* **Required work**:
All of the data needs to be repeated exactly.

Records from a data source
+ + + + + + +

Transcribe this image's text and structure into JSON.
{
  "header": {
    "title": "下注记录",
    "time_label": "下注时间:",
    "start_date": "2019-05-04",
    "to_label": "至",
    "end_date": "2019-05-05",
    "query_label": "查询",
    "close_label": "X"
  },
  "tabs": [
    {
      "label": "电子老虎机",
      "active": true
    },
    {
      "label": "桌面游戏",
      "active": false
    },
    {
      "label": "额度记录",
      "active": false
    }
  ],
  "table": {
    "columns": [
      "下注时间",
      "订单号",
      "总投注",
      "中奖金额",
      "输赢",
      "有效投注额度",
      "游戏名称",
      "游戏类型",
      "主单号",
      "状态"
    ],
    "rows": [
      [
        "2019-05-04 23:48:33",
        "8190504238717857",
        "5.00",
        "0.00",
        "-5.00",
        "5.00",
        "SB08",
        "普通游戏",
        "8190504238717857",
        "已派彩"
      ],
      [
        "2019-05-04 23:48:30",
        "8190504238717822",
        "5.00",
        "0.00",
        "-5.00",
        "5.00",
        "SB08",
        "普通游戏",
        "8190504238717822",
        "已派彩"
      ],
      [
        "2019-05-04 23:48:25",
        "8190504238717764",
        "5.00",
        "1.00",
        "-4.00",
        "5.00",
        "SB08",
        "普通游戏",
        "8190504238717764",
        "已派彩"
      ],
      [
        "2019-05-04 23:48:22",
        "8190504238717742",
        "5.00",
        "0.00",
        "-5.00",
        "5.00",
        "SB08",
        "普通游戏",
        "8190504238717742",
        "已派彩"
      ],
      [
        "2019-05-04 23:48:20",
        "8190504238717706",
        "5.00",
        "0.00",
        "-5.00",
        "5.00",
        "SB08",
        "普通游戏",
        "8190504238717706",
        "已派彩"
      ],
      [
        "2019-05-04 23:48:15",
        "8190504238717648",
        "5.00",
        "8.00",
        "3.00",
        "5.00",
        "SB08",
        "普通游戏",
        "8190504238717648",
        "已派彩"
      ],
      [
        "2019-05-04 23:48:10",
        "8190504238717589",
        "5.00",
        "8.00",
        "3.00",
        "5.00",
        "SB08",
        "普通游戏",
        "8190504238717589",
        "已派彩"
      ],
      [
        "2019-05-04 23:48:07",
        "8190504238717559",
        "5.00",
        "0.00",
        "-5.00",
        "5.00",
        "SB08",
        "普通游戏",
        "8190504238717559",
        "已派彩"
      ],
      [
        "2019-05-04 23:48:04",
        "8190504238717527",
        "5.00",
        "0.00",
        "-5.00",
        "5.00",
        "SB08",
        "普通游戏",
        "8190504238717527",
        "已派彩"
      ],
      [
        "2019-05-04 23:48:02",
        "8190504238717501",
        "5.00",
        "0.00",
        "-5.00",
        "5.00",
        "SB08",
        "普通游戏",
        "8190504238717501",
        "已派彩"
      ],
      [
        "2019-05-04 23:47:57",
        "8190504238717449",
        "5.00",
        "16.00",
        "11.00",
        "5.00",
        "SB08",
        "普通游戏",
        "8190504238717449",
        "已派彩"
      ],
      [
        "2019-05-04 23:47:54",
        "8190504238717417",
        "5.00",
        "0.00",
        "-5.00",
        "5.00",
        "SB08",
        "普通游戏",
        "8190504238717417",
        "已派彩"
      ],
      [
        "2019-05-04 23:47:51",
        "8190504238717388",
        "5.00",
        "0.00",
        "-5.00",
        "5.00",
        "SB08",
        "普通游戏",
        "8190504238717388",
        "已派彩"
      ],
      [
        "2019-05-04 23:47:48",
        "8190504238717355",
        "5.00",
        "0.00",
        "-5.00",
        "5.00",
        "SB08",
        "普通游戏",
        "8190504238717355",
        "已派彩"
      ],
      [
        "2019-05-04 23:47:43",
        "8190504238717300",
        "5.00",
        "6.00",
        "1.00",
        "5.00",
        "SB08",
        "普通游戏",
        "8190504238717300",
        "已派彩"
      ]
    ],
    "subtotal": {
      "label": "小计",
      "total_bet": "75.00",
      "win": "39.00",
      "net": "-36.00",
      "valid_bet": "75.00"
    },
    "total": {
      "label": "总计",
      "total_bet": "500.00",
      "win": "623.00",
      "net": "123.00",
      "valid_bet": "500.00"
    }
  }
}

+ + + + + + +

* **Solution to this exercise**:
Transcribe this image's text and structure into JSON.
{
  "header": {
    "title": "下注记录",
    "time_label": "下注时间:",
    "start_date": "2019-05-04",
    "to_label": "至",
    "end_date": "2019-05-05",
    "query_label": "查询",
    "close_label": "X"
  },
  "tabs": [
    {
      "label": "电子老虎机",
      "active": true
    },
    {
      "label": "桌面游戏",
      "active": false
    },
    {
      "label": "额度记录",
      "active": false
    }
  ],
  "table": {
    "columns": [
      "下注时间",
      "订单号",
      "总投注",
      "中奖金额",
      "输赢",
      "有效投注额度",
      "游戏名称",
      "游戏类型",
      "主单号",
      "状态"
    ],
    "rows": [
      [
        "2019-05-04 23:48:33",
        "8190504238717857",
        "5.00",
        "0.00",
        "-5.00",
        "5.00",
        "SB08",
        "普通游戏",
        "8190504238717857",
        "已派彩"
      ],
      [
        "2019-05-04 23:48:30",
        "8190504238717822",
        "5.00",
        "0.00",
        "-5.00",
        "5.00",
        "SB08",
        "普通游戏",
        "8190504238717822",
        "已派彩"
      ],
      [
        "2019-05-04 23:48:25",
        "8190504238717764",
        "5.00",
        "1.00",
        "-4.00",
        "5.00",
        "SB08",
        "普通游戏",
        "8190504238717764",
        "已派彩"
      ],
      [
        "2019-05-04 23:48:22",
        "8190504238717742",
        "5.00",
        "0.00",
        "-5.00",
        "5.00",
        "SB08",
        "普通游戏",
        "8190504238717742",
        "已派彩"
      ],
      [
        "2019-05-04 23:48:20",
        "8190504238717706",
        "5.00",
        "0.00",
        "-5.00",
        "5.00",
        "SB08",
        "普通游戏",
        "8190504238717706",
        "已派彩"
      ],
      [
        "2019-05-04 23:48:15",
        "8190504238717648",
        "5.00",
        "8.00",
        "3.00",
        "5.00",
        "SB08",
        "普通游戏",
        "8190504238717648",
        "已派彩"
      ],
      [
        "2019-05-04 23:48:10",
        "8190504238717589",
        "5.00",
        "8.00",
        "3.00",
        "5.00",
        "SB08",
        "普通游戏",
        "8190504238717589",
        "已派彩"
      ],
      [
        "2019-05-04 23:48:07",
        "8190504238717559",
        "5.00",
        "0.00",
        "-5.00",
        "5.00",
        "SB08",
        "普通游戏",
        "8190504238717559",
        "已派彩"
      ],
      [
        "2019-05-04 23:48:04",
        "8190504238717527",
        "5.00",
        "0.00",
        "-5.00",
        "5.00",
        "SB08",
        "普通游戏",
        "8190504238717527",
        "已派彩"
      ],
      [
        "2019-05-04 23:48:02",
        "8190504238717501",
        "5.00",
        "0.00",
        "-5.00",
        "5.00",
        "SB08",
        "普通游戏",
        "8190504238717501",
        "已派彩"
      ],
      [
        "2019-05-04 23:47:57",
        "8190504238717449",
        "5.00",
        "16.00",
        "11.00",
        "5.00",
        "SB08",
        "普通游戏",
        "8190504238717449",
        "已派彩"
      ],
      [
        "2019-05-04 23:47:54",
        "8190504238717417",
        "5.00",
        "0.00",
        "-5.00",
        "5.00",
        "SB08",
        "普通游戏",
        "8190504238717417",
        "已派彩"
      ],
      [
        "2019-05-04 23:47:51",
        "8190504238717388",
        "5.00",
        "0.00",
        "-5.00",
        "5.00",
        "SB08",
        "普通游戏",
        "8190504238717388",
        "已派彩"
      ],
      [
        "2019-05-04 23:47:48",
        "8190504238717355",
        "5.00",
        "0.00",
        "-5.00",
        "5.00",
        "SB08",
        "普通游戏",
        "8190504238717355",
        "已派彩"
      ],
      [
        "2019-05-04 23:47:43",
        "8190504238717300",
        "5.00",
        "6.00",
        "1.00",
        "5.00",
        "SB08",
        "普通游戏",
        "8190504238717300",
        "已派彩"
      ]
    ],
    "subtotal": {
      "label": "小计",
      "total_bet": "75.00",
      "win": "39.00",
      "net": "-36.00",
      "valid_bet": "75.00"
    },
    "total": {
      "label": "总计",
      "total_bet": "500.00",
      "win": "623.00",
      "net": "123.00",
      "valid_bet": "500.00"
    }
  }
}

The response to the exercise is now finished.